* _Task to complete_
Repeat all the data word for word.

(Records from a data collection)
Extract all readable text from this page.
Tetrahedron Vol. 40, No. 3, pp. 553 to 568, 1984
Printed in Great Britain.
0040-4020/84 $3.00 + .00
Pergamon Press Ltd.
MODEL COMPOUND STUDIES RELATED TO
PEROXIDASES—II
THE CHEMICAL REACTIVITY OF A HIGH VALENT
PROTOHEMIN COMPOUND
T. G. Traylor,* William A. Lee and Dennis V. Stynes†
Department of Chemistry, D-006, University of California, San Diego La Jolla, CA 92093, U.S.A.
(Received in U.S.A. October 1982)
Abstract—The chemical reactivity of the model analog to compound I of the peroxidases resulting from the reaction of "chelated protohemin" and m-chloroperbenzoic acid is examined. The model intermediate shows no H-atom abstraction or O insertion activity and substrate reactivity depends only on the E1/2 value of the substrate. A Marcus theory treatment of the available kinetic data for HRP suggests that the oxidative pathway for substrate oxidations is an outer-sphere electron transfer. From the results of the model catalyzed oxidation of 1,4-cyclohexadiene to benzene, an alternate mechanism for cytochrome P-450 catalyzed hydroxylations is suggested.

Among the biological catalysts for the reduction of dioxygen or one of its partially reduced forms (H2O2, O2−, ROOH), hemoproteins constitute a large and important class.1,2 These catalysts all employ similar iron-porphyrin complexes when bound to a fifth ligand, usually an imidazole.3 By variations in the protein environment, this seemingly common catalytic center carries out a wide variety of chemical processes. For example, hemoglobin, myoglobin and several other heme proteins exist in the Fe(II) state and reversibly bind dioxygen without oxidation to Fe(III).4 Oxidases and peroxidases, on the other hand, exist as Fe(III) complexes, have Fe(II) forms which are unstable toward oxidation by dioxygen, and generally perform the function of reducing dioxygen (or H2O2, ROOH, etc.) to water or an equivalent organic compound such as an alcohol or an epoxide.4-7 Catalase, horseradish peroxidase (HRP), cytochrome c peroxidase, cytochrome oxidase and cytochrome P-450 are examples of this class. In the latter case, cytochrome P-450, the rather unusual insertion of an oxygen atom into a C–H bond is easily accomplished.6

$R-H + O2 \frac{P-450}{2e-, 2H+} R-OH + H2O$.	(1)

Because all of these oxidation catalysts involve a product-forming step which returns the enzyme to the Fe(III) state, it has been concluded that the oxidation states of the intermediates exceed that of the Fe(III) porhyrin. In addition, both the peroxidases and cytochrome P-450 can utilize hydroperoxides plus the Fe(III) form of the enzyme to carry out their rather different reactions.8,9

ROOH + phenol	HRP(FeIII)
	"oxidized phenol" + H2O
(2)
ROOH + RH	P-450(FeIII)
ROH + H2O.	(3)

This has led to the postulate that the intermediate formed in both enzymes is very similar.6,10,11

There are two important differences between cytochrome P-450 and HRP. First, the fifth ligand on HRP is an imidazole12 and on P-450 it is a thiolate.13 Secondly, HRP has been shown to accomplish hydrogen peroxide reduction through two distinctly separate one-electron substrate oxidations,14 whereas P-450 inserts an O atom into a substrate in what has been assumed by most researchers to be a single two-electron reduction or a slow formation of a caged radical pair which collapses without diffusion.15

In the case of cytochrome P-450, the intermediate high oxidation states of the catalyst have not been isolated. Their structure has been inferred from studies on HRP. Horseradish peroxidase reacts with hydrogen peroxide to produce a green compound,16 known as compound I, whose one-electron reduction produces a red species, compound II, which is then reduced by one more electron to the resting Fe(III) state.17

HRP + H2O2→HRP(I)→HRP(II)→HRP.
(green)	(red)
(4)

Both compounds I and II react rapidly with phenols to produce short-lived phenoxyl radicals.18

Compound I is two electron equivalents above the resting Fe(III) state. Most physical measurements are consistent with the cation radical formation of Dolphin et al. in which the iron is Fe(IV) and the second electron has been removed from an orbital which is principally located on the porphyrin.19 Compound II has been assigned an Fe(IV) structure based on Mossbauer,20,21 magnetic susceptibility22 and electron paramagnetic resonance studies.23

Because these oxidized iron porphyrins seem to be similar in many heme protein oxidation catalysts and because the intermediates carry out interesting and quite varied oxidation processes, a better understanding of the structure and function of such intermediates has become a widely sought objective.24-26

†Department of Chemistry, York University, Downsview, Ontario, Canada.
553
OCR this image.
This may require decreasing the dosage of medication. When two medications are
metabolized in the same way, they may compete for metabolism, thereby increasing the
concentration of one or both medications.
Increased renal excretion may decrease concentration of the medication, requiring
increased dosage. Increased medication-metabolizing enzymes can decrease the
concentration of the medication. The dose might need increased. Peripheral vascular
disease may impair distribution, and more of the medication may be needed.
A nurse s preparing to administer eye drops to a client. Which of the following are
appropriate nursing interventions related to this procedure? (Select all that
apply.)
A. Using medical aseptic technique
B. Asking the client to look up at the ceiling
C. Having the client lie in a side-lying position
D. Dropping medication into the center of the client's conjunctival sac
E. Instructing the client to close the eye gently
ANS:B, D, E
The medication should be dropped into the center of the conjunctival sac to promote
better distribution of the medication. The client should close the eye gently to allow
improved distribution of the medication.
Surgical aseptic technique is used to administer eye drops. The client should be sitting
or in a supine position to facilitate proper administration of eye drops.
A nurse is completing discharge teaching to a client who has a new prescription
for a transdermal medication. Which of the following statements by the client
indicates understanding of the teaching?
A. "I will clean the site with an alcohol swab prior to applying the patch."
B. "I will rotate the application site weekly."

* _Problem solution_
Extract all readable text from this page.
Tetrahedron Vol. 40, No. 3, pp. 553 to 568, 1984
Printed in Great Britain.
0040-4020/84 $3.00 + .00
Pergamon Press Ltd.
MODEL COMPOUND STUDIES RELATED TO
PEROXIDASES—II
THE CHEMICAL REACTIVITY OF A HIGH VALENT
PROTOHEMIN COMPOUND
T. G. Traylor,* William A. Lee and Dennis V. Stynes†
Department of Chemistry, D-006, University of California, San Diego La Jolla, CA 92093, U.S.A.
(Received in U.S.A. October 1982)
Abstract—The chemical reactivity of the model analog to compound I of the peroxidases resulting from the reaction of "chelated protohemin" and m-chloroperbenzoic acid is examined. The model intermediate shows no H-atom abstraction or O insertion activity and substrate reactivity depends only on the E1/2 value of the substrate. A Marcus theory treatment of the available kinetic data for HRP suggests that the oxidative pathway for substrate oxidations is an outer-sphere electron transfer. From the results of the model catalyzed oxidation of 1,4-cyclohexadiene to benzene, an alternate mechanism for cytochrome P-450 catalyzed hydroxylations is suggested.

Among the biological catalysts for the reduction of dioxygen or one of its partially reduced forms (H2O2, O2−, ROOH), hemoproteins constitute a large and important class.1,2 These catalysts all employ similar iron-porphyrin complexes when bound to a fifth ligand, usually an imidazole.3 By variations in the protein environment, this seemingly common catalytic center carries out a wide variety of chemical processes. For example, hemoglobin, myoglobin and several other heme proteins exist in the Fe(II) state and reversibly bind dioxygen without oxidation to Fe(III).4 Oxidases and peroxidases, on the other hand, exist as Fe(III) complexes, have Fe(II) forms which are unstable toward oxidation by dioxygen, and generally perform the function of reducing dioxygen (or H2O2, ROOH, etc.) to water or an equivalent organic compound such as an alcohol or an epoxide.4-7 Catalase, horseradish peroxidase (HRP), cytochrome c peroxidase, cytochrome oxidase and cytochrome P-450 are examples of this class. In the latter case, cytochrome P-450, the rather unusual insertion of an oxygen atom into a C–H bond is easily accomplished.6

$R-H + O2 \frac{P-450}{2e-, 2H+} R-OH + H2O$.	(1)

Because all of these oxidation catalysts involve a product-forming step which returns the enzyme to the Fe(III) state, it has been concluded that the oxidation states of the intermediates exceed that of the Fe(III) porhyrin. In addition, both the peroxidases and cytochrome P-450 can utilize hydroperoxides plus the Fe(III) form of the enzyme to carry out their rather different reactions.8,9

ROOH + phenol	HRP(FeIII)
	"oxidized phenol" + H2O
(2)
ROOH + RH	P-450(FeIII)
ROH + H2O.	(3)

This has led to the postulate that the intermediate formed in both enzymes is very similar.6,10,11

There are two important differences between cytochrome P-450 and HRP. First, the fifth ligand on HRP is an imidazole12 and on P-450 it is a thiolate.13 Secondly, HRP has been shown to accomplish hydrogen peroxide reduction through two distinctly separate one-electron substrate oxidations,14 whereas P-450 inserts an O atom into a substrate in what has been assumed by most researchers to be a single two-electron reduction or a slow formation of a caged radical pair which collapses without diffusion.15

In the case of cytochrome P-450, the intermediate high oxidation states of the catalyst have not been isolated. Their structure has been inferred from studies on HRP. Horseradish peroxidase reacts with hydrogen peroxide to produce a green compound,16 known as compound I, whose one-electron reduction produces a red species, compound II, which is then reduced by one more electron to the resting Fe(III) state.17

HRP + H2O2→HRP(I)→HRP(II)→HRP.
(green)	(red)
(4)

Both compounds I and II react rapidly with phenols to produce short-lived phenoxyl radicals.18

Compound I is two electron equivalents above the resting Fe(III) state. Most physical measurements are consistent with the cation radical formation of Dolphin et al. in which the iron is Fe(IV) and the second electron has been removed from an orbital which is principally located on the porphyrin.19 Compound II has been assigned an Fe(IV) structure based on Mossbauer,20,21 magnetic susceptibility22 and electron paramagnetic resonance studies.23

Because these oxidized iron porphyrins seem to be similar in many heme protein oxidation catalysts and because the intermediates carry out interesting and quite varied oxidation processes, a better understanding of the structure and function of such intermediates has become a widely sought objective.24-26

†Department of Chemistry, York University, Downsview, Ontario, Canada.
553
OCR this image.
This may require decreasing the dosage of medication. When two medications are
metabolized in the same way, they may compete for metabolism, thereby increasing the
concentration of one or both medications.
Increased renal excretion may decrease concentration of the medication, requiring
increased dosage. Increased medication-metabolizing enzymes can decrease the
concentration of the medication. The dose might need increased. Peripheral vascular
disease may impair distribution, and more of the medication may be needed.
A nurse s preparing to administer eye drops to a client. Which of the following are
appropriate nursing interventions related to this procedure? (Select all that
apply.)
A. Using medical aseptic technique
B. Asking the client to look up at the ceiling
C. Having the client lie in a side-lying position
D. Dropping medication into the center of the client's conjunctival sac
E. Instructing the client to close the eye gently
ANS:B, D, E
The medication should be dropped into the center of the conjunctival sac to promote
better distribution of the medication. The client should close the eye gently to allow
improved distribution of the medication.
Surgical aseptic technique is used to administer eye drops. The client should be sitting
or in a supine position to facilitate proper administration of eye drops.
A nurse is completing discharge teaching to a client who has a new prescription
for a transdermal medication. Which of the following statements by the client
indicates understanding of the teaching?
A. "I will clean the site with an alcohol swab prior to applying the patch."
B. "I will rotate the application site weekly."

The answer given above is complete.